* _Kutipan_:
KPK Minta Mantan Bupati Kuansing Mursini Buka-bukaan soal Setoran Rp650 Juta di Batam

Jumat, 03 September 2021

BUALBUAL.com - Komisi Pemberantasan Korupsi (KPK) meminta mantan Bupati Kuantan Singingi (Kuansing) Mursini, bisa menjelaskan dan buka-bukaan terkait pihak-pihak yang mengaku sebagai KPK. Hal ini terkait dugaan terdapat pihak yang mengaku KPK diduga diberikan uang senilai Rp650 juta. Hal ini terungkap dalan surat dakwaan Bupati Kuansing, Mursini dalam kasus dugaan korupsi enam proyek yang merugikan keuangan negara sebesar Rp13 miliar.

Pelaksana tugas (Plt) juru bicara KPK Ali Fikri memastikan, pihaknya bakal menindaklanjuti orang yang diduga menerima uang harap tersebut. Jika memang pihak-pihak tersebut berasal dari KPK.

“Meskipun peristiwanya pada 2017 lampau, kami tetap mendorong pihak terdakwa bisa membantu kami menelusuri pihak dimaksud, apakah benar merupakan pegawai KPK atau bukan,” kata Ali dalam keterangannya, Kamis (2/9/2021. Juru bicara KPK bidang penindakan ini menyampaikan, pihaknya memerlukan keterangan Mursini untuk memastikan kebenaran orang yang dimaksud. Lembaga antirasuah juga tidak segan menindak pegawainya, jika terbukti menerima duit dari tindakan korupsi. “Hal ini penting bagi kami untuk memastikan tegaknya profesionalitas KPK dalam melaksanakan tugas pemberantasan korupsi,” tegas Ali.

Selain itu, Ali juga meminta masyarakat untuk berhati-hati dengan penipuan yang mengatasnamakan KPK. Menurutnya, penipuan itu biasanya untuk melakukan pemerasan kepada orang yang berperkara di KPK.

* _Data Tersimpan_:
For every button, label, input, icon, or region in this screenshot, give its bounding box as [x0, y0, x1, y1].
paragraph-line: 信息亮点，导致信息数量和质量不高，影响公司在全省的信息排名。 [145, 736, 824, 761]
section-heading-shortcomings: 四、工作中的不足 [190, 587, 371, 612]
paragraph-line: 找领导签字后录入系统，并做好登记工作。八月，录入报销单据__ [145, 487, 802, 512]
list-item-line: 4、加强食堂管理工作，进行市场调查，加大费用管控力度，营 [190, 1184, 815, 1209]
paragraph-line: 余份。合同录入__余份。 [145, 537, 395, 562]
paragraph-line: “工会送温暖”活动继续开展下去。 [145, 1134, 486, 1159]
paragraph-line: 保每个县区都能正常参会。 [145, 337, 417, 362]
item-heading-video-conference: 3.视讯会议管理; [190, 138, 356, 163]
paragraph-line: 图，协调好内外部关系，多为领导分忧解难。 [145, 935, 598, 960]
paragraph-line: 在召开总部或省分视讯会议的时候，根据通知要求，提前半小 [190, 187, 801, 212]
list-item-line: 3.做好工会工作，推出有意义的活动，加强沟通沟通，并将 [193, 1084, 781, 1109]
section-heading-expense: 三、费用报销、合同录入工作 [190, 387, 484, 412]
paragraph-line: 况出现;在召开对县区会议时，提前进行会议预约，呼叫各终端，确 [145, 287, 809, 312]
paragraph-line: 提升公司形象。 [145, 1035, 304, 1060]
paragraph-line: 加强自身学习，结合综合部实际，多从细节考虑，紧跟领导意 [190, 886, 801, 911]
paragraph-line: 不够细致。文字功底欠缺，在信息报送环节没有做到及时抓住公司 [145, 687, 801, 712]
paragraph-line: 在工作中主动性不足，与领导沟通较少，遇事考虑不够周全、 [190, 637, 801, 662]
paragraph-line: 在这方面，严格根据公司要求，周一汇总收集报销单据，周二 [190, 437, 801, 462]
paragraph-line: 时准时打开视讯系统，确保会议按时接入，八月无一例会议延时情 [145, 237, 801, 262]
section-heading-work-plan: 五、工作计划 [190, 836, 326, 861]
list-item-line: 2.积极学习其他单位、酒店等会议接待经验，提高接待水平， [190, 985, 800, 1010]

* _Tugas Latihan_:
1. Ambil satu bagian dari kutipan tanpa mengubah apa pun, mulai dari kata-kata yang memuat "KPK Minta Mantan" dan berhenti setelah "sebesar Rp13 miliar.".
2. Menurut kutipan, berapa besar kerugian keuangan negara dalam kasus dugaan korupsi enam proyek itu?
3. Tuliskan setiap singkatan dalam kutipan yang disertai kepanjangannya, lengkap dengan kepanjangan tersebut.

* _Jawaban per Tugas_:
1.
KPK Minta Mantan Bupati Kuansing Mursini Buka-bukaan soal Setoran Rp650 Juta di Batam

Jumat, 03 September 2021

BUALBUAL.com - Komisi Pemberantasan Korupsi (KPK) meminta mantan Bupati Kuantan Singingi (Kuansing) Mursini, bisa menjelaskan dan buka-bukaan terkait pihak-pihak yang mengaku sebagai KPK. Hal ini terkait dugaan terdapat pihak yang mengaku KPK diduga diberikan uang senilai Rp650 juta. Hal ini terungkap dalan surat dakwaan Bupati Kuansing, Mursini dalam kasus dugaan korupsi enam proyek yang merugikan keuangan negara sebesar Rp13 miliar.

2. Kerugian keuangan negara dalam kasus itu sebesar Rp13 miliar.

3.
KPK: Komisi Pemberantasan Korupsi
Kuansing: Kuantan Singingi
Plt: Pelaksana tugas